[Extracted data entries]
:::
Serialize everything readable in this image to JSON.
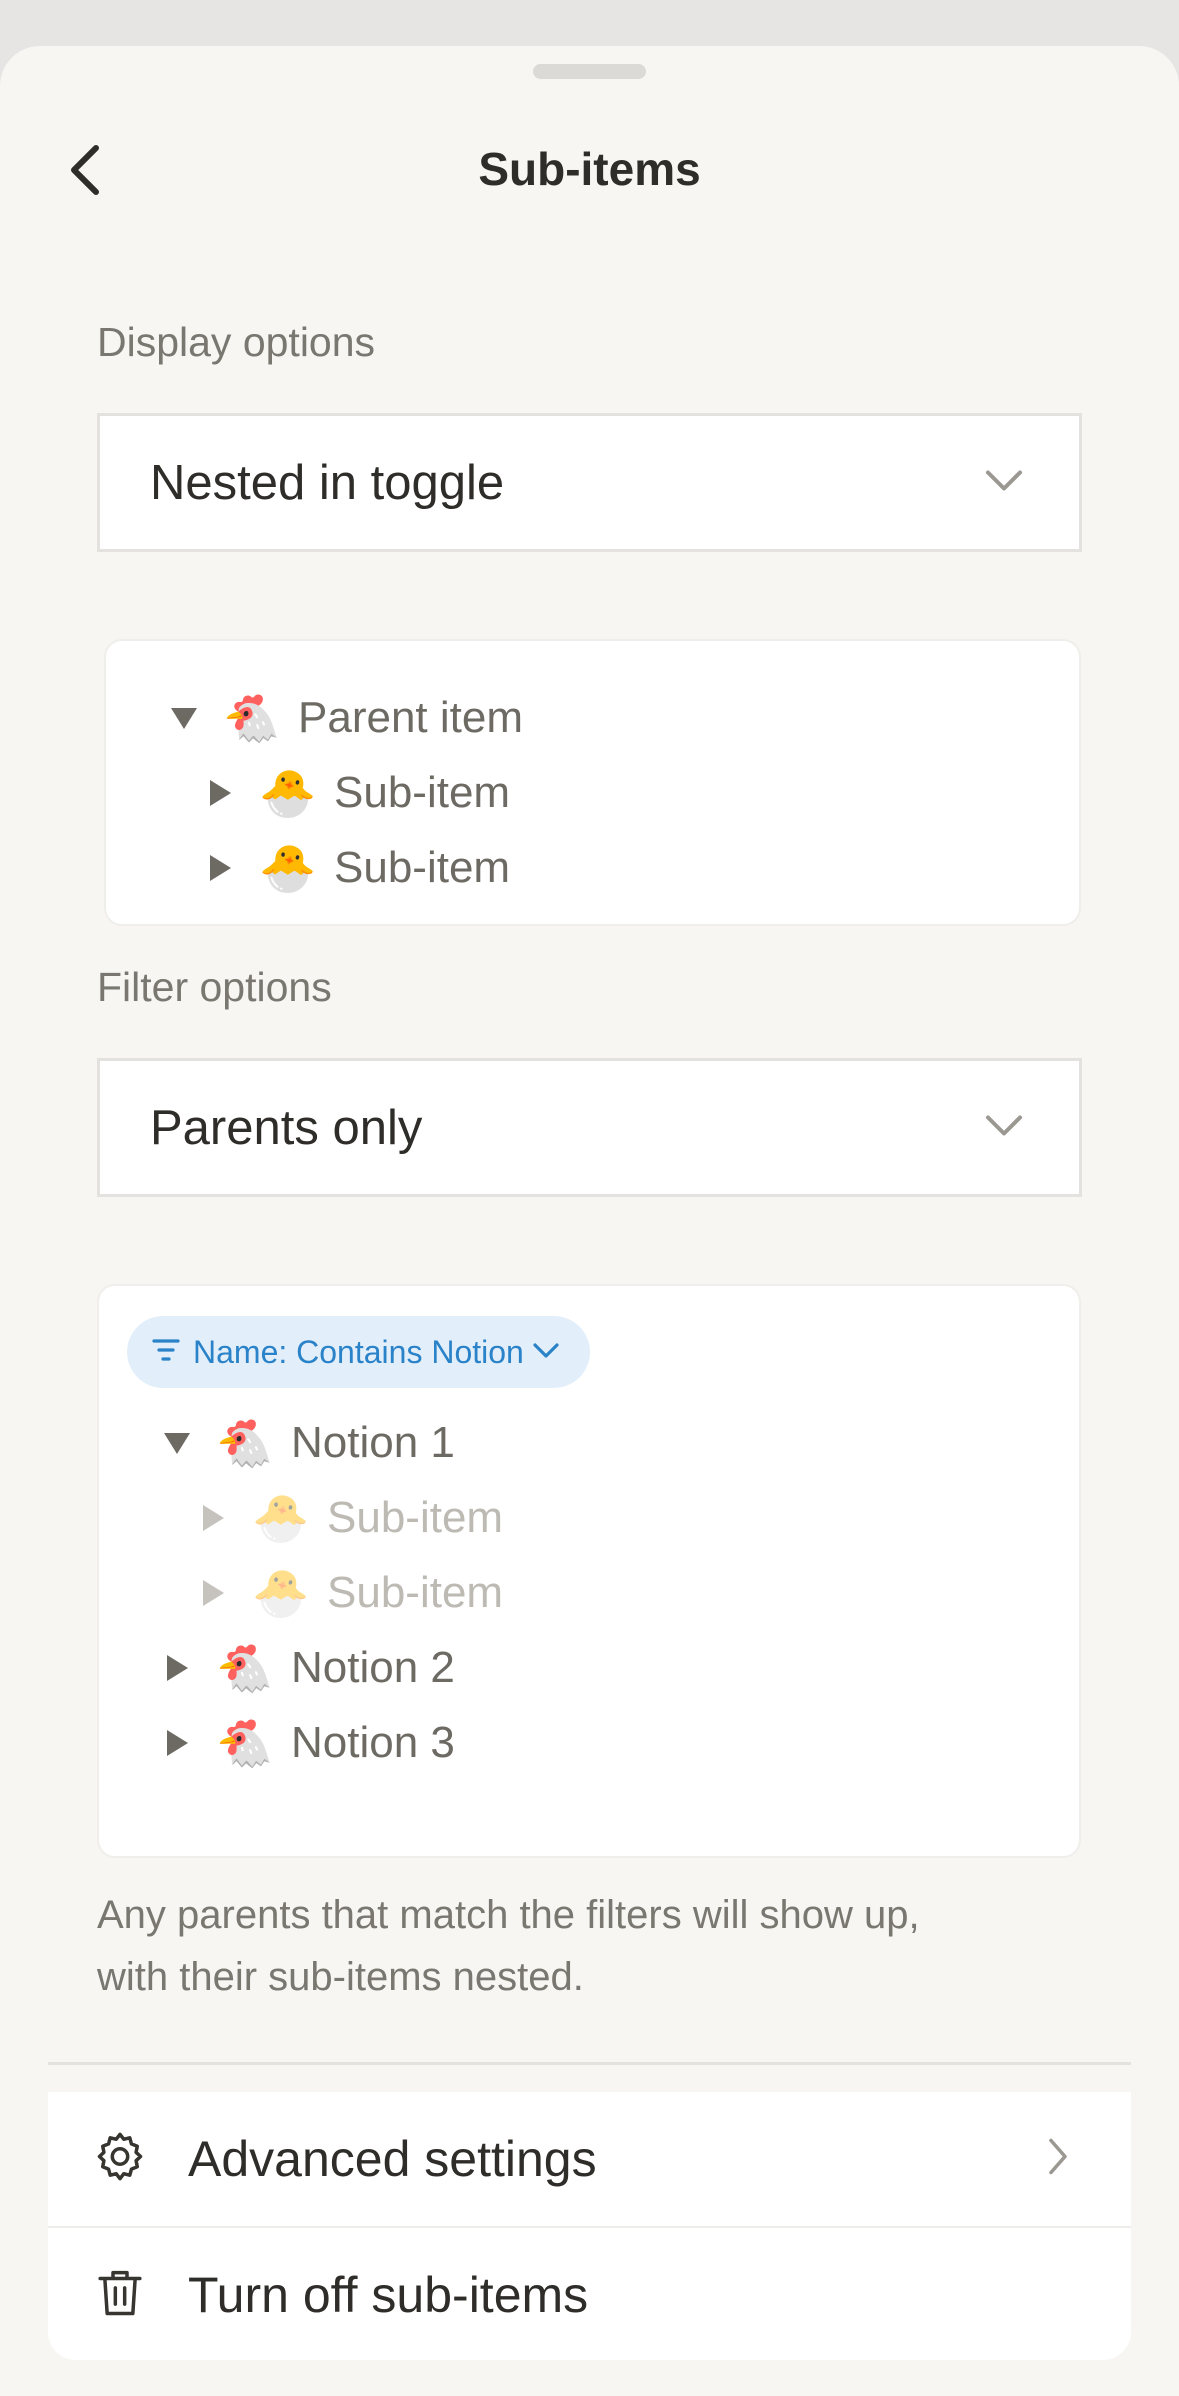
{
  "header": {
    "title": "Sub-items",
    "back_icon": "chevron-left-icon"
  },
  "display": {
    "label": "Display options",
    "selected": "Nested in toggle",
    "preview": [
      {
        "label": "Parent item",
        "emoji": "🐔",
        "level": 0,
        "expanded": true
      },
      {
        "label": "Sub-item",
        "emoji": "🐣",
        "level": 1,
        "expanded": false
      },
      {
        "label": "Sub-item",
        "emoji": "🐣",
        "level": 1,
        "expanded": false
      }
    ]
  },
  "filter": {
    "label": "Filter options",
    "selected": "Parents only",
    "chip": "Name: Contains Notion",
    "preview": [
      {
        "label": "Notion 1",
        "emoji": "🐔",
        "level": 0,
        "expanded": true,
        "faded": false
      },
      {
        "label": "Sub-item",
        "emoji": "🐣",
        "level": 1,
        "expanded": false,
        "faded": true
      },
      {
        "label": "Sub-item",
        "emoji": "🐣",
        "level": 1,
        "expanded": false,
        "faded": true
      },
      {
        "label": "Notion 2",
        "emoji": "🐔",
        "level": 0,
        "expanded": false,
        "faded": false
      },
      {
        "label": "Notion 3",
        "emoji": "🐔",
        "level": 0,
        "expanded": false,
        "faded": false
      }
    ],
    "help_line_1": "Any parents that match the filters will show up,",
    "help_line_2": "with their sub-items nested."
  },
  "menu": {
    "advanced": {
      "label": "Advanced settings",
      "icon": "gear-icon"
    },
    "turn_off": {
      "label": "Turn off sub-items",
      "icon": "trash-icon"
    }
  },
  "colors": {
    "accent": "#2a82c8",
    "chip_bg": "#e2effa",
    "sheet_bg": "#f7f6f3"
  }
}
:::
▶ _Your objective_: Find the lines with the string "options" and reproduce them.

▶ _Solved exercise_:
    "label": "Display options",
    "label": "Filter options",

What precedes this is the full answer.